» **WHAT YOU HAVE TO DO**
Check each line for the word "this" and give how many have it. Say nothing else.

Rows from a figure dataset:
::::::::::

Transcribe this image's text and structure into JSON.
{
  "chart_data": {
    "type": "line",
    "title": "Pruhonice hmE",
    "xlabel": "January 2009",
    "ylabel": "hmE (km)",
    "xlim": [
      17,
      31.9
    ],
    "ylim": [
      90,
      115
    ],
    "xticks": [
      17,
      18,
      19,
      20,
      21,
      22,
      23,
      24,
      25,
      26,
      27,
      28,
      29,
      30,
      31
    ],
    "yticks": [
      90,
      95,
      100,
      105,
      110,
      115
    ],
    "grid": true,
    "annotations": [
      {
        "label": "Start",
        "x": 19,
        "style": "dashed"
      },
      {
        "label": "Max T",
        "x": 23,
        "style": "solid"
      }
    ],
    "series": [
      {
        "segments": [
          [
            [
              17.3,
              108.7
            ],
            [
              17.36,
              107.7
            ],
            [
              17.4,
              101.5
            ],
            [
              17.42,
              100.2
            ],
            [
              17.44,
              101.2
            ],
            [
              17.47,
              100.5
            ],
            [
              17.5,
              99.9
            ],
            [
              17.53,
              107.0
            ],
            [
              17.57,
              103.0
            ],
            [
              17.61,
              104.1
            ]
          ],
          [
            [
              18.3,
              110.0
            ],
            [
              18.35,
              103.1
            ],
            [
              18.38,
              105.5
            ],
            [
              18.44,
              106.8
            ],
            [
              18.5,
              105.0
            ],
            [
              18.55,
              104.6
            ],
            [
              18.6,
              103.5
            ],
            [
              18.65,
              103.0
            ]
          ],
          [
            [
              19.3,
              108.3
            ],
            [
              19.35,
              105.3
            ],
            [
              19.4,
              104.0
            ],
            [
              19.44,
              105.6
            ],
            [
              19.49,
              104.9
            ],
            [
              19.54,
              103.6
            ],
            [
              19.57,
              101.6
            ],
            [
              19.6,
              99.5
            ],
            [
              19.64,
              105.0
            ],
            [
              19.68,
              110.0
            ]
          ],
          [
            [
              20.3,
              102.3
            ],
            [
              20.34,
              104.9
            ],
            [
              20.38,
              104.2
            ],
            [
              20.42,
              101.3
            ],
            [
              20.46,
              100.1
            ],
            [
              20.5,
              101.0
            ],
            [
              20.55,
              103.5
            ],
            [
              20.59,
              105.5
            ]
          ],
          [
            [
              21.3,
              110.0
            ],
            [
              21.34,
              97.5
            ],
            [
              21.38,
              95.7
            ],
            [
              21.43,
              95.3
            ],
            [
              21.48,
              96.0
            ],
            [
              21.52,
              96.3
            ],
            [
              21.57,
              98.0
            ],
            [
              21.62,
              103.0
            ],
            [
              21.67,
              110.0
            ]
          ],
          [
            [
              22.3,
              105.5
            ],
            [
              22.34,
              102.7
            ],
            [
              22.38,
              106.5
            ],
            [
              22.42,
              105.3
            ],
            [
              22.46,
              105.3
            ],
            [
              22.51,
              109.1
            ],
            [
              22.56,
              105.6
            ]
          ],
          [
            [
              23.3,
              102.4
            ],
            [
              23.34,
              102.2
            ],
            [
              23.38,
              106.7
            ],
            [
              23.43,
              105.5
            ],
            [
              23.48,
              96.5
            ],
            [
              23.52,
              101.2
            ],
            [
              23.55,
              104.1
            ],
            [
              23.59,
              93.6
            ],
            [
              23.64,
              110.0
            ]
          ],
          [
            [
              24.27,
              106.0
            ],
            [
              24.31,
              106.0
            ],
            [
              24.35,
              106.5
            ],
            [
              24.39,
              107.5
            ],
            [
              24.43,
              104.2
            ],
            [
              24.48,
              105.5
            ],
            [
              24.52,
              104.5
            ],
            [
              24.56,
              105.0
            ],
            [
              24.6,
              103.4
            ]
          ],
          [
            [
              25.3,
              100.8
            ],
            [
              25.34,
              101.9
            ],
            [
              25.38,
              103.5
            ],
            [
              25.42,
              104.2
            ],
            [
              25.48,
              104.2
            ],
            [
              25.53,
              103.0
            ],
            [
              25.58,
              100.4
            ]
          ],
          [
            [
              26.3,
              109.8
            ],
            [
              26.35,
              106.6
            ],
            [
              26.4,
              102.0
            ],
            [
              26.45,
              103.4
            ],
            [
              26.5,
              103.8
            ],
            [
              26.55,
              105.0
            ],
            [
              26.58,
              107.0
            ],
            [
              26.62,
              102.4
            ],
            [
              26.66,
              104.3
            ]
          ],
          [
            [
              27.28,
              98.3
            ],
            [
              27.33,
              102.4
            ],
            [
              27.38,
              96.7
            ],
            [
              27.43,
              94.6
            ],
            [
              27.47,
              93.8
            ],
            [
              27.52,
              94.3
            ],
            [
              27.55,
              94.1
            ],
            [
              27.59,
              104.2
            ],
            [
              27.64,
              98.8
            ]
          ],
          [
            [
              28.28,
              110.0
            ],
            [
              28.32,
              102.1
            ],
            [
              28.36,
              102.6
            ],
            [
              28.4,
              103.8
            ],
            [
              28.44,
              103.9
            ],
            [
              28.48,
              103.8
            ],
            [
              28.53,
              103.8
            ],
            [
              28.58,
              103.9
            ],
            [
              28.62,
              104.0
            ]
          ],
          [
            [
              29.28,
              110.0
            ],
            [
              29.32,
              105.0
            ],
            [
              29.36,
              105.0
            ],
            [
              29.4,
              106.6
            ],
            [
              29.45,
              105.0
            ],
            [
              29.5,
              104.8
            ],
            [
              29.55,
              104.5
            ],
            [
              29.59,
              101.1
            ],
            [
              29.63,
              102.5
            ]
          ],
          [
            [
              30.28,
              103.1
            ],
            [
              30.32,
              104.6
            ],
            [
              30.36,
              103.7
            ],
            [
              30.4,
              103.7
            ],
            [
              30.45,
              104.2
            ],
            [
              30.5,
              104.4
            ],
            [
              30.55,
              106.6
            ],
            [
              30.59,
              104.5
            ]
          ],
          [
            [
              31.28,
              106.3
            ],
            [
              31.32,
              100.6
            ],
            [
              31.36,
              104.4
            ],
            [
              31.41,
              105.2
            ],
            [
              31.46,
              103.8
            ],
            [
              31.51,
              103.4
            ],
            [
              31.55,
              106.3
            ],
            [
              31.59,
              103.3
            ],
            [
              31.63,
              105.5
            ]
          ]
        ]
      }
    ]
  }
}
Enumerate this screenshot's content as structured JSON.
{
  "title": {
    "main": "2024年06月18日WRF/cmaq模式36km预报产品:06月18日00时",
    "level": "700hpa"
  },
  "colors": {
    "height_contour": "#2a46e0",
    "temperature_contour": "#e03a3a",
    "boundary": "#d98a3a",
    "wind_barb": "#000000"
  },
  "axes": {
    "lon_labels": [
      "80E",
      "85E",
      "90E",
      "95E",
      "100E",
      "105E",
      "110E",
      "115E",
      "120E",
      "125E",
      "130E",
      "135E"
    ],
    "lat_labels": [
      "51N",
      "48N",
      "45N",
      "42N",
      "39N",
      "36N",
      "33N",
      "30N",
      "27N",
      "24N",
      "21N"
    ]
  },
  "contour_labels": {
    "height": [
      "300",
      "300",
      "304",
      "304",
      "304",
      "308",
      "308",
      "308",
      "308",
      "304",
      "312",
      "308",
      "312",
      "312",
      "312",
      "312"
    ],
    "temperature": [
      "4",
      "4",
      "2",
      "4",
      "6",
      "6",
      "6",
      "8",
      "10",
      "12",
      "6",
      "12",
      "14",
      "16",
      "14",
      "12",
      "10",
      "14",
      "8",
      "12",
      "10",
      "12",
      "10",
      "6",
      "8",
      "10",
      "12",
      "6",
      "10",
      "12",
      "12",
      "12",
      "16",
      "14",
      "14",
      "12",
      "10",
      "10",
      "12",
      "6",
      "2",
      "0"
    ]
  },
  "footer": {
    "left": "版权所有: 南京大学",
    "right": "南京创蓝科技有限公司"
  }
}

::::::::::

» **EXERCISE SOLUTION**
2